* _EXERCISE DESCRIPTION_
Write the material out again exactly as it stands.

** begin **

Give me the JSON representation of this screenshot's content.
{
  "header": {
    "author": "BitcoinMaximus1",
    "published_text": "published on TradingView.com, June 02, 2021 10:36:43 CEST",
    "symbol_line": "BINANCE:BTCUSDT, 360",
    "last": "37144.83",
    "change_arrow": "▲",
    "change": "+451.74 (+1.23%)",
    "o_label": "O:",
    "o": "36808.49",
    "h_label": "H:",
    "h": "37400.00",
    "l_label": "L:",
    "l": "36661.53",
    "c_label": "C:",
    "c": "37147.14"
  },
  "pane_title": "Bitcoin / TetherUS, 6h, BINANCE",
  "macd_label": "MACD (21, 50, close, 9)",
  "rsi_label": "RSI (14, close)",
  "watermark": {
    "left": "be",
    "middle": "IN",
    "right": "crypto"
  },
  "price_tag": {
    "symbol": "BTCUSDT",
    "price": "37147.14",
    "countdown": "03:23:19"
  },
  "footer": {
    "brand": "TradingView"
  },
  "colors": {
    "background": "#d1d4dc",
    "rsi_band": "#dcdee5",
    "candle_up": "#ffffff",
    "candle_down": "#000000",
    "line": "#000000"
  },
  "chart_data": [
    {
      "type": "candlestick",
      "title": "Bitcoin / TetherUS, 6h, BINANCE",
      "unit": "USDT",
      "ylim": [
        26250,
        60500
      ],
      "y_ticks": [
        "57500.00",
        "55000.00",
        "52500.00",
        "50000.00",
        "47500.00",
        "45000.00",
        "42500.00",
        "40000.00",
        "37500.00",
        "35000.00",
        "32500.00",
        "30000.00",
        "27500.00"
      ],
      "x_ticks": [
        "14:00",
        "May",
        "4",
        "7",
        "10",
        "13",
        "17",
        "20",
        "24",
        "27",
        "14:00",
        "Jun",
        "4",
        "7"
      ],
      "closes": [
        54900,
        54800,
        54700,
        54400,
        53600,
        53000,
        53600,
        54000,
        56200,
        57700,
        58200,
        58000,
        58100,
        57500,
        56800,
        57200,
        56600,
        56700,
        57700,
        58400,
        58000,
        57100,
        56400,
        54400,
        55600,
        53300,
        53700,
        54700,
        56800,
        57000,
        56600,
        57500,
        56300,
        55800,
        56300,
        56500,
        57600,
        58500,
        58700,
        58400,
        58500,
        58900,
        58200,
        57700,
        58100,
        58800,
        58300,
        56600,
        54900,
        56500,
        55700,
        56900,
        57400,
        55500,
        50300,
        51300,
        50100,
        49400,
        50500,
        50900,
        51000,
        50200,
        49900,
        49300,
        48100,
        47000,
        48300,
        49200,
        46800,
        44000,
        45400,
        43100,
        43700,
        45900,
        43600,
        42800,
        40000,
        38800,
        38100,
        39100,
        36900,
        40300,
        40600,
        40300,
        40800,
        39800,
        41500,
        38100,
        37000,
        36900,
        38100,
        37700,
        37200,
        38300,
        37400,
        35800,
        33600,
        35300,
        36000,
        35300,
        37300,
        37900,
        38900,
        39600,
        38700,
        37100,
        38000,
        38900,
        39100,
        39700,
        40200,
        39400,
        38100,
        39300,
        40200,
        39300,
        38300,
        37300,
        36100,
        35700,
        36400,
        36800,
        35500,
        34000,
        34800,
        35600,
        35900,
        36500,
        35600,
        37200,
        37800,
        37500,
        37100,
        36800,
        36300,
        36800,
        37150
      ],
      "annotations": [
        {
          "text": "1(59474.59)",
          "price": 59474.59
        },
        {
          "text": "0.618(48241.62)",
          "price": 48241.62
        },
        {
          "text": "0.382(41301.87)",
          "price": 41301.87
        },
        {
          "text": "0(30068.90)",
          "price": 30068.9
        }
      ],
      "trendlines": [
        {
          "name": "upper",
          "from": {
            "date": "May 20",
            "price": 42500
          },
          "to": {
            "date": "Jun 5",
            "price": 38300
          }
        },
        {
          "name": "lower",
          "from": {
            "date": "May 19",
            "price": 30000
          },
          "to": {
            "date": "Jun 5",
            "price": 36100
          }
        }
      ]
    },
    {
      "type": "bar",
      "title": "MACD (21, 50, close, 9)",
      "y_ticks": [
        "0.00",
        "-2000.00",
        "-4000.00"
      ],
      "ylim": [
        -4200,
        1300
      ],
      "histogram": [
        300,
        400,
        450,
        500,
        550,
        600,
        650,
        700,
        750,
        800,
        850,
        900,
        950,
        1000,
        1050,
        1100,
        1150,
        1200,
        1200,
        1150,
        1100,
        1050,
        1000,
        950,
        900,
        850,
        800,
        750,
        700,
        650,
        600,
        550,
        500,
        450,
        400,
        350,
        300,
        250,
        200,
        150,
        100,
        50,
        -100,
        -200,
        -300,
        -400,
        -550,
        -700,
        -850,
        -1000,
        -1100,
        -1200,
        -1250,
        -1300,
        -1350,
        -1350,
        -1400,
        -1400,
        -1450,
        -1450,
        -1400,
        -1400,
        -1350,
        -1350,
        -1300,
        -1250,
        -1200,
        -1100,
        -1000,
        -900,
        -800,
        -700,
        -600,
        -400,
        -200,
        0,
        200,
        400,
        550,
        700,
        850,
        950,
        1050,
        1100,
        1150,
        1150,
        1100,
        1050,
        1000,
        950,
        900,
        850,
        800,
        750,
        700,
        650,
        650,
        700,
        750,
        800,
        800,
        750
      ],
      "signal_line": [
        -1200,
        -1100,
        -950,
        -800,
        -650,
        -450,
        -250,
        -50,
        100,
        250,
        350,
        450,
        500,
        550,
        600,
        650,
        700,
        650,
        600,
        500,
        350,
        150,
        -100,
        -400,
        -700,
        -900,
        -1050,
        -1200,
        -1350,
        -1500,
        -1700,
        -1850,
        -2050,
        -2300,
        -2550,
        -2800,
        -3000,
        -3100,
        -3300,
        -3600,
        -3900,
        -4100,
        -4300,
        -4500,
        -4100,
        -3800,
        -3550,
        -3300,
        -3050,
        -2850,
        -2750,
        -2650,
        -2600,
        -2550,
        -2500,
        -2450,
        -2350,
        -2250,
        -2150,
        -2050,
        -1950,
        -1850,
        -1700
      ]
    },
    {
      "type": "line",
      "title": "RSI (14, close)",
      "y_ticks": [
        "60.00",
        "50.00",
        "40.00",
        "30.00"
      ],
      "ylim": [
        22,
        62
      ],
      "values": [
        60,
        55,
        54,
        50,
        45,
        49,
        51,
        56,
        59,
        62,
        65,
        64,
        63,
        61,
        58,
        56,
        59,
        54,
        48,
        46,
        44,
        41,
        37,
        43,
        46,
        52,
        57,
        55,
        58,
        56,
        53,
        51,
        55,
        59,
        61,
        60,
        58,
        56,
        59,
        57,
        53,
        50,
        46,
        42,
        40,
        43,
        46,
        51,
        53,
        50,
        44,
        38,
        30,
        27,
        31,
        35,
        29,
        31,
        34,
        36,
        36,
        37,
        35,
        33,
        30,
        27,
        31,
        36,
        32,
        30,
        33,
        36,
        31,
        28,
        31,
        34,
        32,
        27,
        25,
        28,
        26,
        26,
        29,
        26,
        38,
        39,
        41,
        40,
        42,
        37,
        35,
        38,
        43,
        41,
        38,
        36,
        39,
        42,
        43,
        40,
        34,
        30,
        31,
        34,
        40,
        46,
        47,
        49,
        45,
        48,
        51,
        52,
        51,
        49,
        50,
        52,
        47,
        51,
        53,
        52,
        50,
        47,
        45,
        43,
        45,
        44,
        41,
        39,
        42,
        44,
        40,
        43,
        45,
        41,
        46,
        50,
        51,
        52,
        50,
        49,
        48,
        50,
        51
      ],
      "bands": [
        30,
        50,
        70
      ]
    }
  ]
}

** end **

* _THE ANSWER_
Give me the JSON representation of this screenshot's content.
{
  "header": {
    "author": "BitcoinMaximus1",
    "published_text": "published on TradingView.com, June 02, 2021 10:36:43 CEST",
    "symbol_line": "BINANCE:BTCUSDT, 360",
    "last": "37144.83",
    "change_arrow": "▲",
    "change": "+451.74 (+1.23%)",
    "o_label": "O:",
    "o": "36808.49",
    "h_label": "H:",
    "h": "37400.00",
    "l_label": "L:",
    "l": "36661.53",
    "c_label": "C:",
    "c": "37147.14"
  },
  "pane_title": "Bitcoin / TetherUS, 6h, BINANCE",
  "macd_label": "MACD (21, 50, close, 9)",
  "rsi_label": "RSI (14, close)",
  "watermark": {
    "left": "be",
    "middle": "IN",
    "right": "crypto"
  },
  "price_tag": {
    "symbol": "BTCUSDT",
    "price": "37147.14",
    "countdown": "03:23:19"
  },
  "footer": {
    "brand": "TradingView"
  },
  "colors": {
    "background": "#d1d4dc",
    "rsi_band": "#dcdee5",
    "candle_up": "#ffffff",
    "candle_down": "#000000",
    "line": "#000000"
  },
  "chart_data": [
    {
      "type": "candlestick",
      "title": "Bitcoin / TetherUS, 6h, BINANCE",
      "unit": "USDT",
      "ylim": [
        26250,
        60500
      ],
      "y_ticks": [
        "57500.00",
        "55000.00",
        "52500.00",
        "50000.00",
        "47500.00",
        "45000.00",
        "42500.00",
        "40000.00",
        "37500.00",
        "35000.00",
        "32500.00",
        "30000.00",
        "27500.00"
      ],
      "x_ticks": [
        "14:00",
        "May",
        "4",
        "7",
        "10",
        "13",
        "17",
        "20",
        "24",
        "27",
        "14:00",
        "Jun",
        "4",
        "7"
      ],
      "closes": [
        54900,
        54800,
        54700,
        54400,
        53600,
        53000,
        53600,
        54000,
        56200,
        57700,
        58200,
        58000,
        58100,
        57500,
        56800,
        57200,
        56600,
        56700,
        57700,
        58400,
        58000,
        57100,
        56400,
        54400,
        55600,
        53300,
        53700,
        54700,
        56800,
        57000,
        56600,
        57500,
        56300,
        55800,
        56300,
        56500,
        57600,
        58500,
        58700,
        58400,
        58500,
        58900,
        58200,
        57700,
        58100,
        58800,
        58300,
        56600,
        54900,
        56500,
        55700,
        56900,
        57400,
        55500,
        50300,
        51300,
        50100,
        49400,
        50500,
        50900,
        51000,
        50200,
        49900,
        49300,
        48100,
        47000,
        48300,
        49200,
        46800,
        44000,
        45400,
        43100,
        43700,
        45900,
        43600,
        42800,
        40000,
        38800,
        38100,
        39100,
        36900,
        40300,
        40600,
        40300,
        40800,
        39800,
        41500,
        38100,
        37000,
        36900,
        38100,
        37700,
        37200,
        38300,
        37400,
        35800,
        33600,
        35300,
        36000,
        35300,
        37300,
        37900,
        38900,
        39600,
        38700,
        37100,
        38000,
        38900,
        39100,
        39700,
        40200,
        39400,
        38100,
        39300,
        40200,
        39300,
        38300,
        37300,
        36100,
        35700,
        36400,
        36800,
        35500,
        34000,
        34800,
        35600,
        35900,
        36500,
        35600,
        37200,
        37800,
        37500,
        37100,
        36800,
        36300,
        36800,
        37150
      ],
      "annotations": [
        {
          "text": "1(59474.59)",
          "price": 59474.59
        },
        {
          "text": "0.618(48241.62)",
          "price": 48241.62
        },
        {
          "text": "0.382(41301.87)",
          "price": 41301.87
        },
        {
          "text": "0(30068.90)",
          "price": 30068.9
        }
      ],
      "trendlines": [
        {
          "name": "upper",
          "from": {
            "date": "May 20",
            "price": 42500
          },
          "to": {
            "date": "Jun 5",
            "price": 38300
          }
        },
        {
          "name": "lower",
          "from": {
            "date": "May 19",
            "price": 30000
          },
          "to": {
            "date": "Jun 5",
            "price": 36100
          }
        }
      ]
    },
    {
      "type": "bar",
      "title": "MACD (21, 50, close, 9)",
      "y_ticks": [
        "0.00",
        "-2000.00",
        "-4000.00"
      ],
      "ylim": [
        -4200,
        1300
      ],
      "histogram": [
        300,
        400,
        450,
        500,
        550,
        600,
        650,
        700,
        750,
        800,
        850,
        900,
        950,
        1000,
        1050,
        1100,
        1150,
        1200,
        1200,
        1150,
        1100,
        1050,
        1000,
        950,
        900,
        850,
        800,
        750,
        700,
        650,
        600,
        550,
        500,
        450,
        400,
        350,
        300,
        250,
        200,
        150,
        100,
        50,
        -100,
        -200,
        -300,
        -400,
        -550,
        -700,
        -850,
        -1000,
        -1100,
        -1200,
        -1250,
        -1300,
        -1350,
        -1350,
        -1400,
        -1400,
        -1450,
        -1450,
        -1400,
        -1400,
        -1350,
        -1350,
        -1300,
        -1250,
        -1200,
        -1100,
        -1000,
        -900,
        -800,
        -700,
        -600,
        -400,
        -200,
        0,
        200,
        400,
        550,
        700,
        850,
        950,
        1050,
        1100,
        1150,
        1150,
        1100,
        1050,
        1000,
        950,
        900,
        850,
        800,
        750,
        700,
        650,
        650,
        700,
        750,
        800,
        800,
        750
      ],
      "signal_line": [
        -1200,
        -1100,
        -950,
        -800,
        -650,
        -450,
        -250,
        -50,
        100,
        250,
        350,
        450,
        500,
        550,
        600,
        650,
        700,
        650,
        600,
        500,
        350,
        150,
        -100,
        -400,
        -700,
        -900,
        -1050,
        -1200,
        -1350,
        -1500,
        -1700,
        -1850,
        -2050,
        -2300,
        -2550,
        -2800,
        -3000,
        -3100,
        -3300,
        -3600,
        -3900,
        -4100,
        -4300,
        -4500,
        -4100,
        -3800,
        -3550,
        -3300,
        -3050,
        -2850,
        -2750,
        -2650,
        -2600,
        -2550,
        -2500,
        -2450,
        -2350,
        -2250,
        -2150,
        -2050,
        -1950,
        -1850,
        -1700
      ]
    },
    {
      "type": "line",
      "title": "RSI (14, close)",
      "y_ticks": [
        "60.00",
        "50.00",
        "40.00",
        "30.00"
      ],
      "ylim": [
        22,
        62
      ],
      "values": [
        60,
        55,
        54,
        50,
        45,
        49,
        51,
        56,
        59,
        62,
        65,
        64,
        63,
        61,
        58,
        56,
        59,
        54,
        48,
        46,
        44,
        41,
        37,
        43,
        46,
        52,
        57,
        55,
        58,
        56,
        53,
        51,
        55,
        59,
        61,
        60,
        58,
        56,
        59,
        57,
        53,
        50,
        46,
        42,
        40,
        43,
        46,
        51,
        53,
        50,
        44,
        38,
        30,
        27,
        31,
        35,
        29,
        31,
        34,
        36,
        36,
        37,
        35,
        33,
        30,
        27,
        31,
        36,
        32,
        30,
        33,
        36,
        31,
        28,
        31,
        34,
        32,
        27,
        25,
        28,
        26,
        26,
        29,
        26,
        38,
        39,
        41,
        40,
        42,
        37,
        35,
        38,
        43,
        41,
        38,
        36,
        39,
        42,
        43,
        40,
        34,
        30,
        31,
        34,
        40,
        46,
        47,
        49,
        45,
        48,
        51,
        52,
        51,
        49,
        50,
        52,
        47,
        51,
        53,
        52,
        50,
        47,
        45,
        43,
        45,
        44,
        41,
        39,
        42,
        44,
        40,
        43,
        45,
        41,
        46,
        50,
        51,
        52,
        50,
        49,
        48,
        50,
        51
      ],
      "bands": [
        30,
        50,
        70
      ]
    }
  ]
}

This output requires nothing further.